- **Task statement**
Using the listing below, extract each line that has the word "name" in it.

-- begin Data to process --

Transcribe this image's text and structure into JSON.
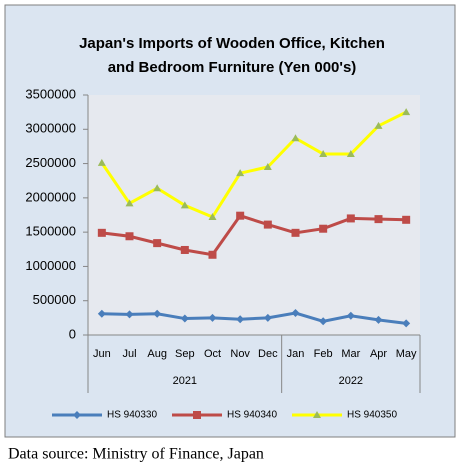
{
  "chart_data": {
    "type": "line",
    "title": [
      "Japan's Imports of  Wooden  Office, Kitchen",
      "and Bedroom Furniture  (Yen 000's)"
    ],
    "categories": [
      "Jun",
      "Jul",
      "Aug",
      "Sep",
      "Oct",
      "Nov",
      "Dec",
      "Jan",
      "Feb",
      "Mar",
      "Apr",
      "May"
    ],
    "category_groups": [
      {
        "label": "2021",
        "size": 7
      },
      {
        "label": "2022",
        "size": 5
      }
    ],
    "series": [
      {
        "name": "HS 940330",
        "color": "#4a7ebb",
        "marker": "diamond",
        "marker_color": "#4a7ebb",
        "values": [
          310000,
          300000,
          310000,
          240000,
          250000,
          230000,
          250000,
          320000,
          200000,
          280000,
          220000,
          170000
        ]
      },
      {
        "name": "HS 940340",
        "color": "#be4b48",
        "marker": "square",
        "marker_color": "#be4b48",
        "values": [
          1490000,
          1440000,
          1340000,
          1240000,
          1170000,
          1740000,
          1610000,
          1490000,
          1550000,
          1700000,
          1690000,
          1680000
        ]
      },
      {
        "name": "HS 940350",
        "color": "#ffff00",
        "marker": "triangle",
        "marker_color": "#9bbb59",
        "values": [
          2510000,
          1920000,
          2140000,
          1890000,
          1720000,
          2360000,
          2450000,
          2870000,
          2640000,
          2640000,
          3050000,
          3250000
        ]
      }
    ],
    "ylim": [
      0,
      3500000
    ],
    "yticks": [
      0,
      500000,
      1000000,
      1500000,
      2000000,
      2500000,
      3000000,
      3500000
    ],
    "grid": false,
    "legend": "bottom",
    "source": "Data source: Ministry of Finance, Japan"
  }
}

-- end Data to process --

- **Exercise response**
        "name": "HS 940330",
        "name": "HS 940340",
        "name": "HS 940350",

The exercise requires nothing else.